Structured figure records

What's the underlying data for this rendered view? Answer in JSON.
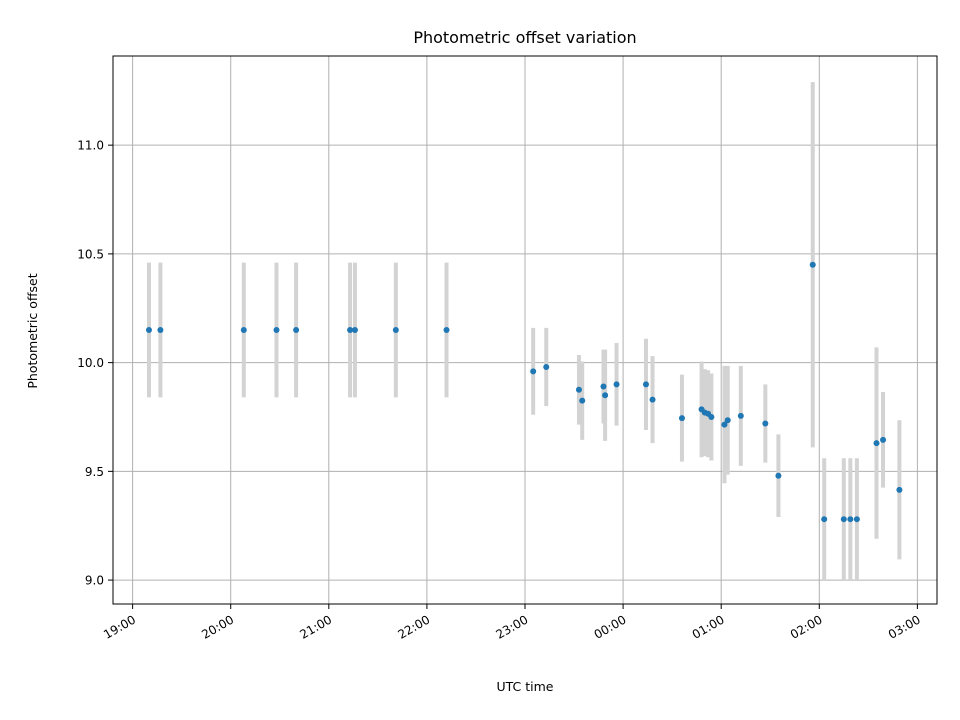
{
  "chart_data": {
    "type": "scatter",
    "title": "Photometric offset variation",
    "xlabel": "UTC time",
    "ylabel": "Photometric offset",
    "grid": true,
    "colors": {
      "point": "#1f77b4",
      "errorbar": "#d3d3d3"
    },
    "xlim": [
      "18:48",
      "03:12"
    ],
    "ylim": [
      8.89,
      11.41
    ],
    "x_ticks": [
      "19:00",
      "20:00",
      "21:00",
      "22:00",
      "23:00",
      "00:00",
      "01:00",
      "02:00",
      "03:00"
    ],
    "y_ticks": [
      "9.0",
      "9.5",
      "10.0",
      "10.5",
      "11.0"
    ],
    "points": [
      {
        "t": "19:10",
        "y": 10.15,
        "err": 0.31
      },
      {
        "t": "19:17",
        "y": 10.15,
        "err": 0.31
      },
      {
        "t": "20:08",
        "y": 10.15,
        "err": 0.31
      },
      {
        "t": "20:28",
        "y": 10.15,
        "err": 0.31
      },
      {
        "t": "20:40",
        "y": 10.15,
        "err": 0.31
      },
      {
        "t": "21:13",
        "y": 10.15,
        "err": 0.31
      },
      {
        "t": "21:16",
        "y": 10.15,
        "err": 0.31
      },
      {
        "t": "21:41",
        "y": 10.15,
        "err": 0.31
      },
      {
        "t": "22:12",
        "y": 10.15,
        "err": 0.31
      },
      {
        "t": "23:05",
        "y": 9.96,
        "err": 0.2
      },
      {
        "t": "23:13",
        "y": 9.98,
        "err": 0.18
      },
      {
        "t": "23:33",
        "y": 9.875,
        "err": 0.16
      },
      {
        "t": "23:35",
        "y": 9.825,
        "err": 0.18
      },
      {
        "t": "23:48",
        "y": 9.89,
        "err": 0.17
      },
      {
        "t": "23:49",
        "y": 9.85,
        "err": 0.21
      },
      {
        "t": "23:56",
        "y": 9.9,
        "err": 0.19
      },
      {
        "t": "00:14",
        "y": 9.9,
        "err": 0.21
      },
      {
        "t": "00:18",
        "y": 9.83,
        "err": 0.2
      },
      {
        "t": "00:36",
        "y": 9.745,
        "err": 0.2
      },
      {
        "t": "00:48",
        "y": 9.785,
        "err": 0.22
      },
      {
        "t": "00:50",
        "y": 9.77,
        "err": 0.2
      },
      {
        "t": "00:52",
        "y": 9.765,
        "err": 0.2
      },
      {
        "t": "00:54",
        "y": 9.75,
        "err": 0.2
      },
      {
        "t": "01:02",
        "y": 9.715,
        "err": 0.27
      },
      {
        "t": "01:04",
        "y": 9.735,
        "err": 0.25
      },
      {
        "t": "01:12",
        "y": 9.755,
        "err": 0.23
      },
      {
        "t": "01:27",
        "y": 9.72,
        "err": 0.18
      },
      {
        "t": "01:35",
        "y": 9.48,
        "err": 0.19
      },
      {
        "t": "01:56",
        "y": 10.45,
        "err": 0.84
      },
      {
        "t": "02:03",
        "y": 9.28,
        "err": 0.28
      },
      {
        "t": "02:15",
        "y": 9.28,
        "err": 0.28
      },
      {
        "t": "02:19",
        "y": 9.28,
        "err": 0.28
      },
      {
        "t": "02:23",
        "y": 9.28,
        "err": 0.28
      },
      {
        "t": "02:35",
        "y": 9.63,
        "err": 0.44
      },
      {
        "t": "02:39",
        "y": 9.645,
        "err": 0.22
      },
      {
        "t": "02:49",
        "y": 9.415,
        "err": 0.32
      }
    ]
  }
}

Objective: Repeat the records word for word. Any picture in them should be left out.

Task output:
What's the underlying data for this rendered view? Answer in JSON.
{
  "chart_data": {
    "type": "scatter",
    "title": "Photometric offset variation",
    "xlabel": "UTC time",
    "ylabel": "Photometric offset",
    "grid": true,
    "colors": {
      "point": "#1f77b4",
      "errorbar": "#d3d3d3"
    },
    "xlim": [
      "18:48",
      "03:12"
    ],
    "ylim": [
      8.89,
      11.41
    ],
    "x_ticks": [
      "19:00",
      "20:00",
      "21:00",
      "22:00",
      "23:00",
      "00:00",
      "01:00",
      "02:00",
      "03:00"
    ],
    "y_ticks": [
      "9.0",
      "9.5",
      "10.0",
      "10.5",
      "11.0"
    ],
    "points": [
      {
        "t": "19:10",
        "y": 10.15,
        "err": 0.31
      },
      {
        "t": "19:17",
        "y": 10.15,
        "err": 0.31
      },
      {
        "t": "20:08",
        "y": 10.15,
        "err": 0.31
      },
      {
        "t": "20:28",
        "y": 10.15,
        "err": 0.31
      },
      {
        "t": "20:40",
        "y": 10.15,
        "err": 0.31
      },
      {
        "t": "21:13",
        "y": 10.15,
        "err": 0.31
      },
      {
        "t": "21:16",
        "y": 10.15,
        "err": 0.31
      },
      {
        "t": "21:41",
        "y": 10.15,
        "err": 0.31
      },
      {
        "t": "22:12",
        "y": 10.15,
        "err": 0.31
      },
      {
        "t": "23:05",
        "y": 9.96,
        "err": 0.2
      },
      {
        "t": "23:13",
        "y": 9.98,
        "err": 0.18
      },
      {
        "t": "23:33",
        "y": 9.875,
        "err": 0.16
      },
      {
        "t": "23:35",
        "y": 9.825,
        "err": 0.18
      },
      {
        "t": "23:48",
        "y": 9.89,
        "err": 0.17
      },
      {
        "t": "23:49",
        "y": 9.85,
        "err": 0.21
      },
      {
        "t": "23:56",
        "y": 9.9,
        "err": 0.19
      },
      {
        "t": "00:14",
        "y": 9.9,
        "err": 0.21
      },
      {
        "t": "00:18",
        "y": 9.83,
        "err": 0.2
      },
      {
        "t": "00:36",
        "y": 9.745,
        "err": 0.2
      },
      {
        "t": "00:48",
        "y": 9.785,
        "err": 0.22
      },
      {
        "t": "00:50",
        "y": 9.77,
        "err": 0.2
      },
      {
        "t": "00:52",
        "y": 9.765,
        "err": 0.2
      },
      {
        "t": "00:54",
        "y": 9.75,
        "err": 0.2
      },
      {
        "t": "01:02",
        "y": 9.715,
        "err": 0.27
      },
      {
        "t": "01:04",
        "y": 9.735,
        "err": 0.25
      },
      {
        "t": "01:12",
        "y": 9.755,
        "err": 0.23
      },
      {
        "t": "01:27",
        "y": 9.72,
        "err": 0.18
      },
      {
        "t": "01:35",
        "y": 9.48,
        "err": 0.19
      },
      {
        "t": "01:56",
        "y": 10.45,
        "err": 0.84
      },
      {
        "t": "02:03",
        "y": 9.28,
        "err": 0.28
      },
      {
        "t": "02:15",
        "y": 9.28,
        "err": 0.28
      },
      {
        "t": "02:19",
        "y": 9.28,
        "err": 0.28
      },
      {
        "t": "02:23",
        "y": 9.28,
        "err": 0.28
      },
      {
        "t": "02:35",
        "y": 9.63,
        "err": 0.44
      },
      {
        "t": "02:39",
        "y": 9.645,
        "err": 0.22
      },
      {
        "t": "02:49",
        "y": 9.415,
        "err": 0.32
      }
    ]
  }
}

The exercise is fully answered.